TEXTE CHOISI:
**********
Site d'information sur le conflit israélo-palestinien

 

Palestine - Solidarité

 

Retour :  Accueil  -   Originaux  -  Analyses  - Ressources  -  Mises à jour



Une dérive honteuse de notre pays
Alain Gresh*


 

Après le Canada et les États-Unis, l’Union européenne a décidé de suspendre son aide directe à l’Autorité palestinienne. Elle a posé au gouvernement dirigé par le Hamas trois conditions à la reprise de celle-ci : reconnaître l’État d’Israël ; renoncer au terrorisme ; reconnaître les accords d’Oslo. Pourquoi les mêmes exigences ne sont-elles pas adressées au gouvernement israélien ? Qu’il reconnaisse un État palestinien dans les frontières de 1967 ; qu’il abandonne le terrorisme d’État (depuis le retrait de Gaza, l’armée israélienne a assassiné des dizaines de civils palestiniens) ; qu’il renonce à tout unilatéralisme qui nie l’essence des accords d’Oslo : la négociation bilatérale entre les deux parties.

Pourtant, les élections palestiniennes de janvier dernier ont été le scrutin le plus démocratiques tenu depuis quarante ans dans le monde arabe (bien qu’elles se soient déroulées sous occupation). En contestant leurs résultats, la « communauté internationale » (en fait l’Europe et les États-Unis) discrédite l’idée même de démocratie, non seulement en Palestine, mais dans tout le monde arabe. Le blocus du peuple palestinien est un véritable acte de guerre au regard du droit international - d’où le refus de la Suisse, par exemple, de s’y associer.
**********
DONNÉES EXTRAITES:

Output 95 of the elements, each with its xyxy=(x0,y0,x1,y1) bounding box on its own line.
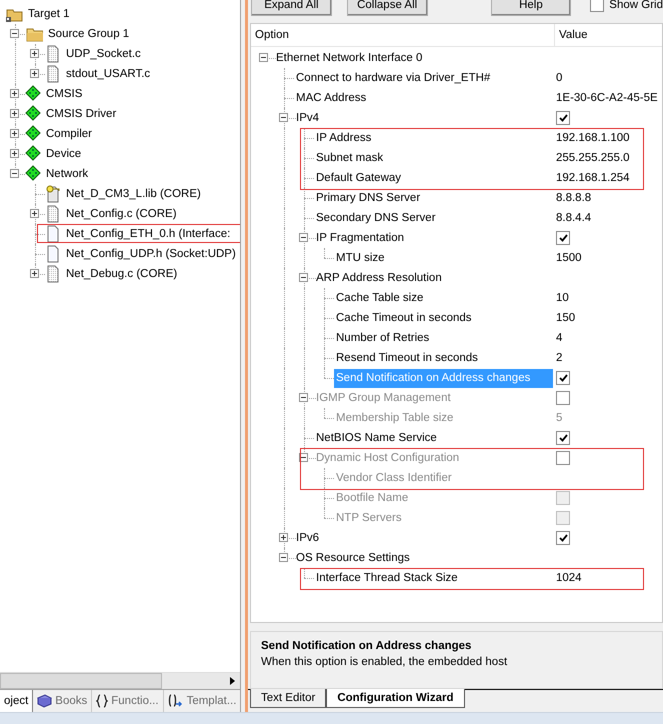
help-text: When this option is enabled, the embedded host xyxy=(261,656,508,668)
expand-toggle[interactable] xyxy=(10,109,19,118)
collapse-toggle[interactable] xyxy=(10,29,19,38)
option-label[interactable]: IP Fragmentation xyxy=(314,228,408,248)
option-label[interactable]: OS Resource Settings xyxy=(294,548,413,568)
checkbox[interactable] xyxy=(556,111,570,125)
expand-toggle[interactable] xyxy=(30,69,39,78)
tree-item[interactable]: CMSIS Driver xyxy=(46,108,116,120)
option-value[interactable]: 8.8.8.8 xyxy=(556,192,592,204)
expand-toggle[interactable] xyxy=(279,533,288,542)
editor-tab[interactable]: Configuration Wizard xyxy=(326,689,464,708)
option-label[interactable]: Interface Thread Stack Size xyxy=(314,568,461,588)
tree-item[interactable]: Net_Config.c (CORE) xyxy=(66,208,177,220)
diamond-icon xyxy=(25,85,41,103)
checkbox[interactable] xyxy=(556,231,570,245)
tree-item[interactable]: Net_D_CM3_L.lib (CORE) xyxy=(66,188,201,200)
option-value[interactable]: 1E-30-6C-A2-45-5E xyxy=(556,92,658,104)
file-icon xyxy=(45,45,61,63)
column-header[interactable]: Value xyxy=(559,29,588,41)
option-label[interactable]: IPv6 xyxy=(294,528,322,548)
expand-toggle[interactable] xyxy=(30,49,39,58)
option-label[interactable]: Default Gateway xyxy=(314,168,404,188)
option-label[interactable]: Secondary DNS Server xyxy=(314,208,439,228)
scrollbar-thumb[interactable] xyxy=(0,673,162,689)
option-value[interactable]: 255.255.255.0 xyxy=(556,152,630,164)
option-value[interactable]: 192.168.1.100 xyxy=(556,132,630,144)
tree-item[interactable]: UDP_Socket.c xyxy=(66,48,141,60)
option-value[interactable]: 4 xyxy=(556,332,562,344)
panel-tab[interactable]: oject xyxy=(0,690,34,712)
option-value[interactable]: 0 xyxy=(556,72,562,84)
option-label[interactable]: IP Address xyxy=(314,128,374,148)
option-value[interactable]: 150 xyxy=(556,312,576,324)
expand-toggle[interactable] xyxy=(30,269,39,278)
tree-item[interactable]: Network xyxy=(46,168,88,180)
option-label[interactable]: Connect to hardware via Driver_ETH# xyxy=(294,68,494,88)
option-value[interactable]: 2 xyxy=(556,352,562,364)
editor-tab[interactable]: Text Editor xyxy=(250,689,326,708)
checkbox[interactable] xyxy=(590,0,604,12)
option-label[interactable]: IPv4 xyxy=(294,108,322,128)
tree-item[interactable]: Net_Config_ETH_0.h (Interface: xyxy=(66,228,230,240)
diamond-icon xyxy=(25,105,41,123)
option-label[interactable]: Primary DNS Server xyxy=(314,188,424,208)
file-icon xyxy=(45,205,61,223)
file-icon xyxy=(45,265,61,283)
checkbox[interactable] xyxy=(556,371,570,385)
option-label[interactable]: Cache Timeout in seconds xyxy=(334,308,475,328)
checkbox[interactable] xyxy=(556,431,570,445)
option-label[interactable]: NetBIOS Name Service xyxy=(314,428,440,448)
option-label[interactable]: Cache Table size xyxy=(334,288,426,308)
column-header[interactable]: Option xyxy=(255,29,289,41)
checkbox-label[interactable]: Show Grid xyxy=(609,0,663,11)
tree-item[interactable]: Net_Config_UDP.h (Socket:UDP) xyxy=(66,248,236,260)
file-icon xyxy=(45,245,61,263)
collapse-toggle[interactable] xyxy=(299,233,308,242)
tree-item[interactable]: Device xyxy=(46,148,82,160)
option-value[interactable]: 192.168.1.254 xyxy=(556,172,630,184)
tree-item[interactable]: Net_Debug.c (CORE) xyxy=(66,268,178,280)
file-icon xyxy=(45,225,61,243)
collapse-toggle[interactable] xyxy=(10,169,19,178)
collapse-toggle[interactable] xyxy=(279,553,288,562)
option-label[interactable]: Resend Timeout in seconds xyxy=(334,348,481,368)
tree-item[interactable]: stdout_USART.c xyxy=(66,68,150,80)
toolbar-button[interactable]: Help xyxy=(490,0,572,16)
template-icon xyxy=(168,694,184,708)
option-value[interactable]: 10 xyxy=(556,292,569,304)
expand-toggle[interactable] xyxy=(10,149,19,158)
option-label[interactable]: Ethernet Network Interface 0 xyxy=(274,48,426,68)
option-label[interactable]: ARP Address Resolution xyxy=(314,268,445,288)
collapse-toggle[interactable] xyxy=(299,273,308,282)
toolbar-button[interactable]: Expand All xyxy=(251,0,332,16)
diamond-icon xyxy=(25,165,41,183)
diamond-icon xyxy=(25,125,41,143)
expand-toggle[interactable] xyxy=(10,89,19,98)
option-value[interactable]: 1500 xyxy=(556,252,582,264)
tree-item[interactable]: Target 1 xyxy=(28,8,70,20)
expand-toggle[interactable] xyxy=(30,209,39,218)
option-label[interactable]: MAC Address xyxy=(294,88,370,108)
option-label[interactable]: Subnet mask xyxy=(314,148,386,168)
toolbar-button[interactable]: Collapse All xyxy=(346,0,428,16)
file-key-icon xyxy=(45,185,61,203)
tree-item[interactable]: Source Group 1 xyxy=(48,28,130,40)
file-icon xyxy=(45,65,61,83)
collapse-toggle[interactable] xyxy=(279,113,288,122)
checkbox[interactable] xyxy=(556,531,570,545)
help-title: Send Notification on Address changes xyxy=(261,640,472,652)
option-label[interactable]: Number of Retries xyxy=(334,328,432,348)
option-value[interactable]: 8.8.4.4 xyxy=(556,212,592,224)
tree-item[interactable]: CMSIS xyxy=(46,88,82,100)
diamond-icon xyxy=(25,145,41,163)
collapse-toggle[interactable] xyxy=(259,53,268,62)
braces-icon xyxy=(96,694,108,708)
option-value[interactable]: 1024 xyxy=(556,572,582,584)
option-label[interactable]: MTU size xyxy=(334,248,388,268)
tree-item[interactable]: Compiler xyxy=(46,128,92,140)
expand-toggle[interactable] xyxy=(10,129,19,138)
**********
CONSIGNES DE L'EXERCICE: Recopiez fidèlement le passage du texte choisi qui va de « Pourtant, les élections » à « de s’y associer. ».

EXERCICE CORRIGÉ:
Pourtant, les élections palestiniennes de janvier dernier ont été le scrutin le plus démocratiques tenu depuis quarante ans dans le monde arabe (bien qu’elles se soient déroulées sous occupation). En contestant leurs résultats, la « communauté internationale » (en fait l’Europe et les États-Unis) discrédite l’idée même de démocratie, non seulement en Palestine, mais dans tout le monde arabe. Le blocus du peuple palestinien est un véritable acte de guerre au regard du droit international - d’où le refus de la Suisse, par exemple, de s’y associer.